─── Data in this exercise
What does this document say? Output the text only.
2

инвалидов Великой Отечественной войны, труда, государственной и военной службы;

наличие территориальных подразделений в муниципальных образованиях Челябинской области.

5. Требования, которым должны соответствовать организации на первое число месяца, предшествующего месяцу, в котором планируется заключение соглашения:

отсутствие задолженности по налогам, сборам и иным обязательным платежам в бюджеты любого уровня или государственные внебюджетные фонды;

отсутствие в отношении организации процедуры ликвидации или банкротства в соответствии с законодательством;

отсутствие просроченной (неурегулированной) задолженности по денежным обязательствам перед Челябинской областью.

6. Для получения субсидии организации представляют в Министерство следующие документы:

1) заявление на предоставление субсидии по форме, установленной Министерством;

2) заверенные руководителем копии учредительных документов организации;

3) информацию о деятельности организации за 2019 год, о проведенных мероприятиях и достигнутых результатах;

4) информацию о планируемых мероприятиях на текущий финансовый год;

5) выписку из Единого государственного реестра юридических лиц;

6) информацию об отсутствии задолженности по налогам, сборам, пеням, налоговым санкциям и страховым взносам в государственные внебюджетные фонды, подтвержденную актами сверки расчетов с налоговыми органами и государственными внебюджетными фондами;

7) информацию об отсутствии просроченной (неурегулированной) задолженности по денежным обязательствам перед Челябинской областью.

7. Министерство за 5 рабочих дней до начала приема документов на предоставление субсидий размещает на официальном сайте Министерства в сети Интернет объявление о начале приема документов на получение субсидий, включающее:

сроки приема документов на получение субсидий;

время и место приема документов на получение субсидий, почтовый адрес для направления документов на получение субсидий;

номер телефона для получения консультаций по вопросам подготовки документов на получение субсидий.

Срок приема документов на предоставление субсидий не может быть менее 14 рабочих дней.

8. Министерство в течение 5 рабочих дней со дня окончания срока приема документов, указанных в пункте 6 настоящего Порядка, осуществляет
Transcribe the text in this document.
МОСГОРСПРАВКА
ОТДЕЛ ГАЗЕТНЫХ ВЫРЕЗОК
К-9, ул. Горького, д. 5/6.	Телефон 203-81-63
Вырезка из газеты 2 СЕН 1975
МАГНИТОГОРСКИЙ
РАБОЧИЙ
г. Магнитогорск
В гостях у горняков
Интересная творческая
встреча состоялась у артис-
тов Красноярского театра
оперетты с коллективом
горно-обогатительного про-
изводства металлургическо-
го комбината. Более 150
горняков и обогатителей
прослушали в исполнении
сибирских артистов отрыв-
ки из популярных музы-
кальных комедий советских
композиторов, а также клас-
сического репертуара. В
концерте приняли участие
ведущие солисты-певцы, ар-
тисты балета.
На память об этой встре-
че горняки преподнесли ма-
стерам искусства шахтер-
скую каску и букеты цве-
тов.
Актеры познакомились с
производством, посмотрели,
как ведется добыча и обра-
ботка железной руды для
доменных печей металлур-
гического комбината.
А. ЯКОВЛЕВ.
──────
_Requirements_
In full and verbatim, repeat the records given above.

_Solution_
What does this document say? Output the text only.
2

инвалидов Великой Отечественной войны, труда, государственной и военной службы;

наличие территориальных подразделений в муниципальных образованиях Челябинской области.

5. Требования, которым должны соответствовать организации на первое число месяца, предшествующего месяцу, в котором планируется заключение соглашения:

отсутствие задолженности по налогам, сборам и иным обязательным платежам в бюджеты любого уровня или государственные внебюджетные фонды;

отсутствие в отношении организации процедуры ликвидации или банкротства в соответствии с законодательством;

отсутствие просроченной (неурегулированной) задолженности по денежным обязательствам перед Челябинской областью.

6. Для получения субсидии организации представляют в Министерство следующие документы:

1) заявление на предоставление субсидии по форме, установленной Министерством;

2) заверенные руководителем копии учредительных документов организации;

3) информацию о деятельности организации за 2019 год, о проведенных мероприятиях и достигнутых результатах;

4) информацию о планируемых мероприятиях на текущий финансовый год;

5) выписку из Единого государственного реестра юридических лиц;

6) информацию об отсутствии задолженности по налогам, сборам, пеням, налоговым санкциям и страховым взносам в государственные внебюджетные фонды, подтвержденную актами сверки расчетов с налоговыми органами и государственными внебюджетными фондами;

7) информацию об отсутствии просроченной (неурегулированной) задолженности по денежным обязательствам перед Челябинской областью.

7. Министерство за 5 рабочих дней до начала приема документов на предоставление субсидий размещает на официальном сайте Министерства в сети Интернет объявление о начале приема документов на получение субсидий, включающее:

сроки приема документов на получение субсидий;

время и место приема документов на получение субсидий, почтовый адрес для направления документов на получение субсидий;

номер телефона для получения консультаций по вопросам подготовки документов на получение субсидий.

Срок приема документов на предоставление субсидий не может быть менее 14 рабочих дней.

8. Министерство в течение 5 рабочих дней со дня окончания срока приема документов, указанных в пункте 6 настоящего Порядка, осуществляет
Transcribe the text in this document.
МОСГОРСПРАВКА
ОТДЕЛ ГАЗЕТНЫХ ВЫРЕЗОК
К-9, ул. Горького, д. 5/6.	Телефон 203-81-63
Вырезка из газеты 2 СЕН 1975
МАГНИТОГОРСКИЙ
РАБОЧИЙ
г. Магнитогорск
В гостях у горняков
Интересная творческая
встреча состоялась у артис-
тов Красноярского театра
оперетты с коллективом
горно-обогатительного про-
изводства металлургическо-
го комбината. Более 150
горняков и обогатителей
прослушали в исполнении
сибирских артистов отрыв-
ки из популярных музы-
кальных комедий советских
композиторов, а также клас-
сического репертуара. В
концерте приняли участие
ведущие солисты-певцы, ар-
тисты балета.
На память об этой встре-
че горняки преподнесли ма-
стерам искусства шахтер-
скую каску и букеты цве-
тов.
Актеры познакомились с
производством, посмотрели,
как ведется добыча и обра-
ботка железной руды для
доменных печей металлур-
гического комбината.
А. ЯКОВЛЕВ.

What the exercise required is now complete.